PROBLEM STATEMENT:
Filter the listing below, copying every line in which the word "области" appears.

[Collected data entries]
****************************************

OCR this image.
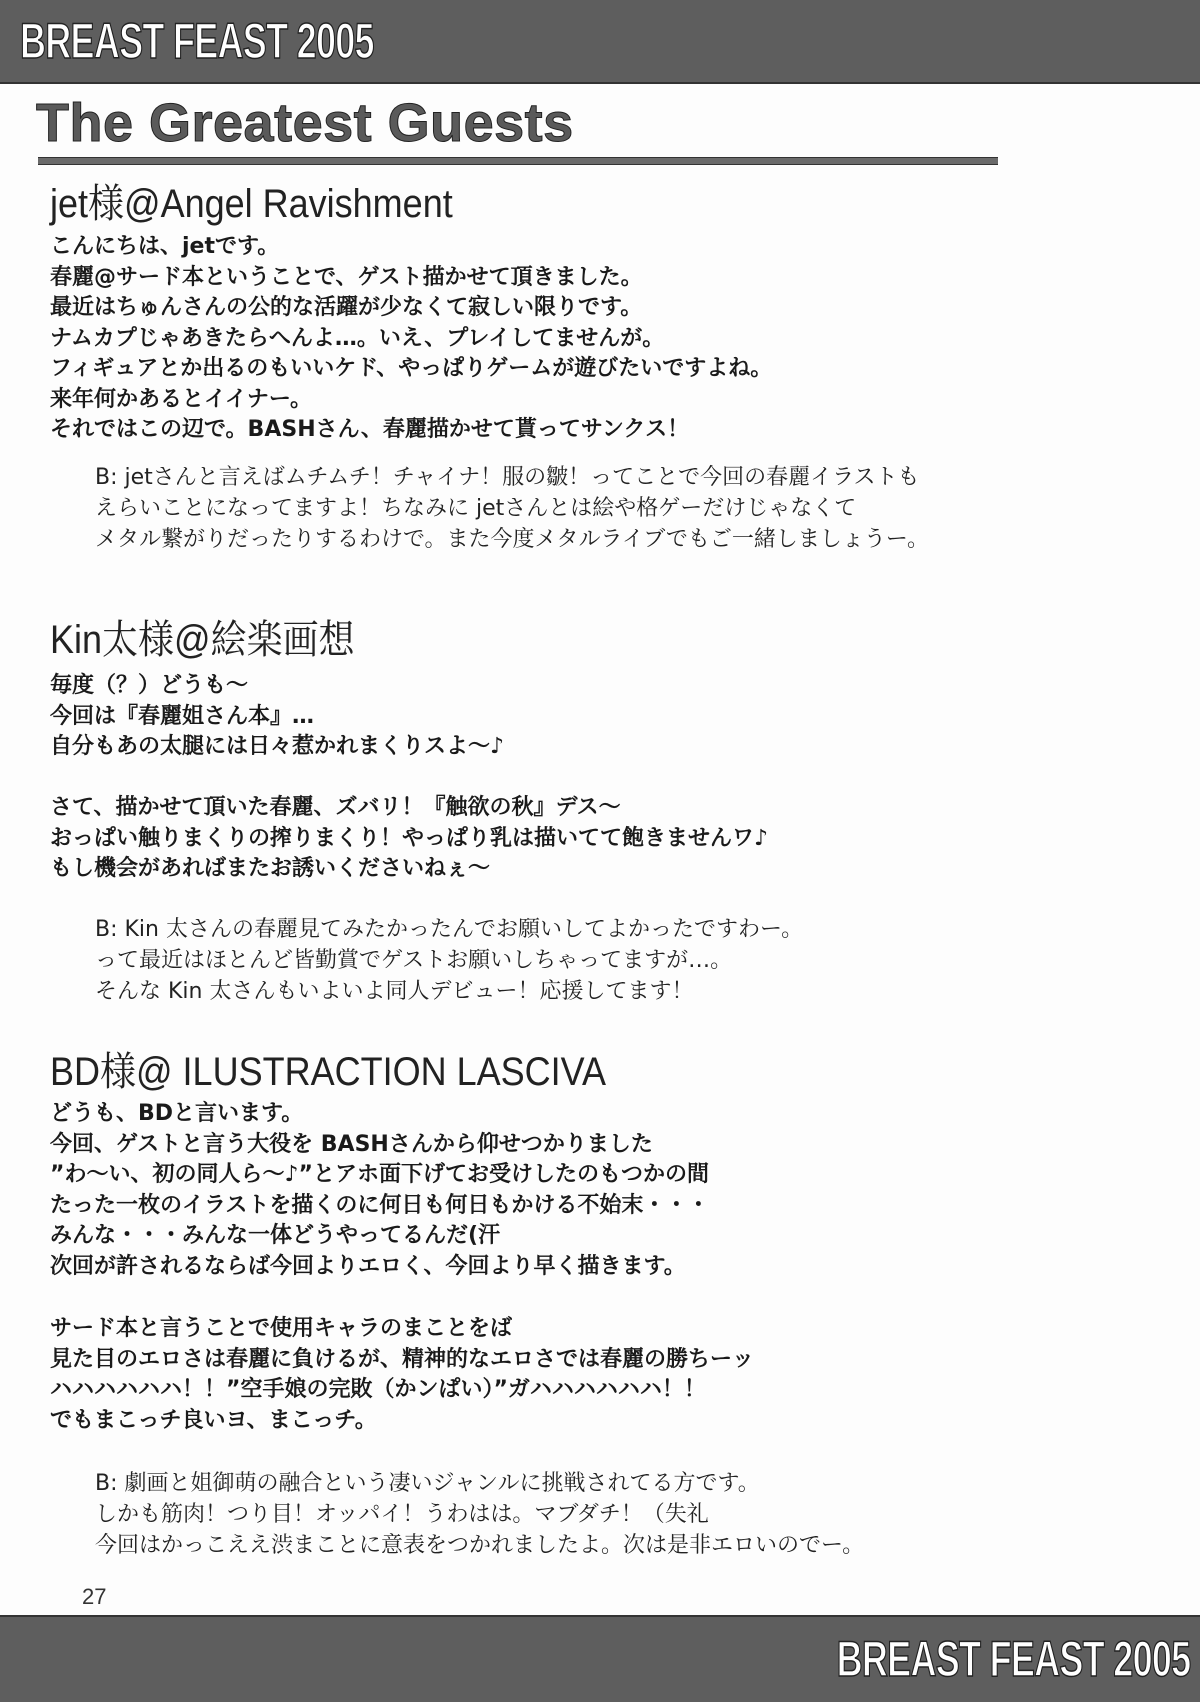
BREAST FEAST 2005
The Greatest Guests
jet様@Angel Ravishment
こんにちは、jetです。
春麗@サード本ということで、ゲスト描かせて頂きました。
最近はちゅんさんの公的な活躍が少なくて寂しい限りです。
ナムカプじゃあきたらへんよ…。いえ、プレイしてませんが。
フィギュアとか出るのもいいケド、やっぱりゲームが遊びたいですよね。
来年何かあるとイイナー。
それではこの辺で。BASHさん、春麗描かせて貰ってサンクス！
B: jetさんと言えばムチムチ！チャイナ！服の皺！ってことで今回の春麗イラストも
えらいことになってますよ！ちなみに jetさんとは絵や格ゲーだけじゃなくて
メタル繋がりだったりするわけで。また今度メタルライブでもご一緒しましょうー。
Kin太様@絵楽画想
毎度（？）どうも～
今回は『春麗姐さん本』…
自分もあの太腿には日々惹かれまくりスよ～♪
さて、描かせて頂いた春麗、ズバリ！『触欲の秋』デス～
おっぱい触りまくりの搾りまくり！やっぱり乳は描いてて飽きませんワ♪
もし機会があればまたお誘いくださいねぇ～
B: Kin 太さんの春麗見てみたかったんでお願いしてよかったですわー。
って最近はほとんど皆勤賞でゲストお願いしちゃってますが…。
そんな Kin 太さんもいよいよ同人デビュー！応援してます！
BD様@ ILUSTRACTION LASCIVA
どうも、BDと言います。
今回、ゲストと言う大役を BASHさんから仰せつかりました
”わ～い、初の同人ら～♪”とアホ面下げてお受けしたのもつかの間
たった一枚のイラストを描くのに何日も何日もかける不始末・・・
みんな・・・みんな一体どうやってるんだ(汗
次回が許されるならば今回よりエロく、今回より早く描きます。
サード本と言うことで使用キャラのまことをば
見た目のエロさは春麗に負けるが、精神的なエロさでは春麗の勝ちーッ
ハハハハハハ！！”空手娘の完敗（かンぱい）”ガハハハハハハ！！
でもまこっチ良いヨ、まこっチ。
B: 劇画と姐御萌の融合という凄いジャンルに挑戦されてる方です。
しかも筋肉！つり目！オッパイ！うわはは。マブダチ！（失礼
今回はかっこええ渋まことに意表をつかれましたよ。次は是非エロいのでー。
27
BREAST FEAST 2005
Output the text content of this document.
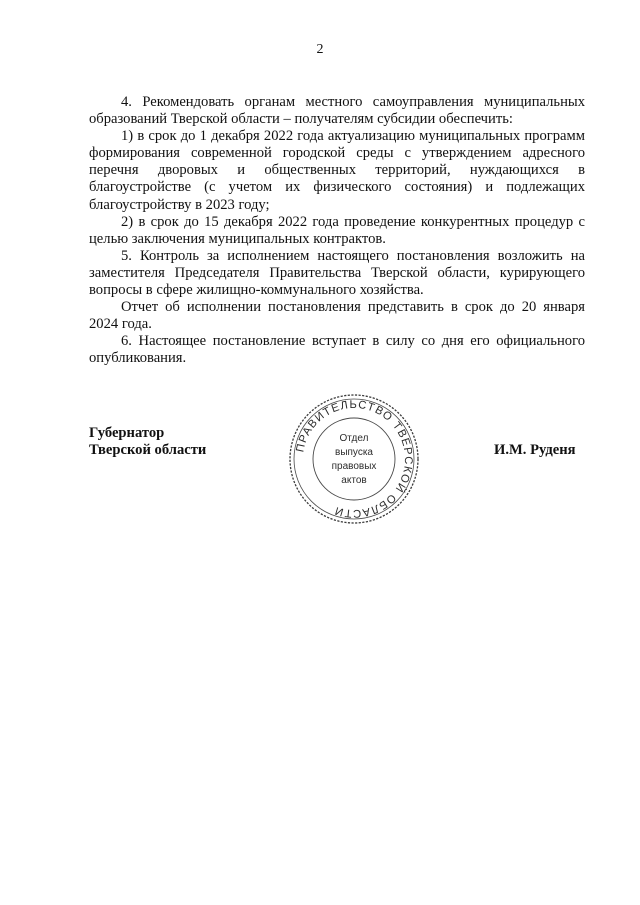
2

4. Рекомендовать органам местного самоуправления муниципальных образований Тверской области – получателям субсидии обеспечить:

1) в срок до 1 декабря 2022 года актуализацию муниципальных программ формирования современной городской среды с утверждением адресного перечня дворовых и общественных территорий, нуждающихся в благоустройстве (с учетом их физического состояния) и подлежащих благоустройству в 2023 году;

2) в срок до 15 декабря 2022 года проведение конкурентных процедур с целью заключения муниципальных контрактов.

5. Контроль за исполнением настоящего постановления возложить на заместителя Председателя Правительства Тверской области, курирующего вопросы в сфере жилищно-коммунального хозяйства.

Отчет об исполнении постановления представить в срок до 20 января 2024 года.

6. Настоящее постановление вступает в силу со дня его официального опубликования.

Губернатор
Тверской области	ПРАВИТЕЛЬСТВО ТВЕРСКОЙ ОБЛАСТИ
Отдел
выпуска
правовых
актов
И.М. Руденя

****************************************

COMPLETE OUTPUT:
4. Рекомендовать органам местного самоуправления муниципальных образований Тверской области – получателям субсидии обеспечить:
5. Контроль за исполнением настоящего постановления возложить на заместителя Председателя Правительства Тверской области, курирующего вопросы в сфере жилищно-коммунального хозяйства.
Тверской области	ПРАВИТЕЛЬСТВО ТВЕРСКОЙ ОБЛАСТИ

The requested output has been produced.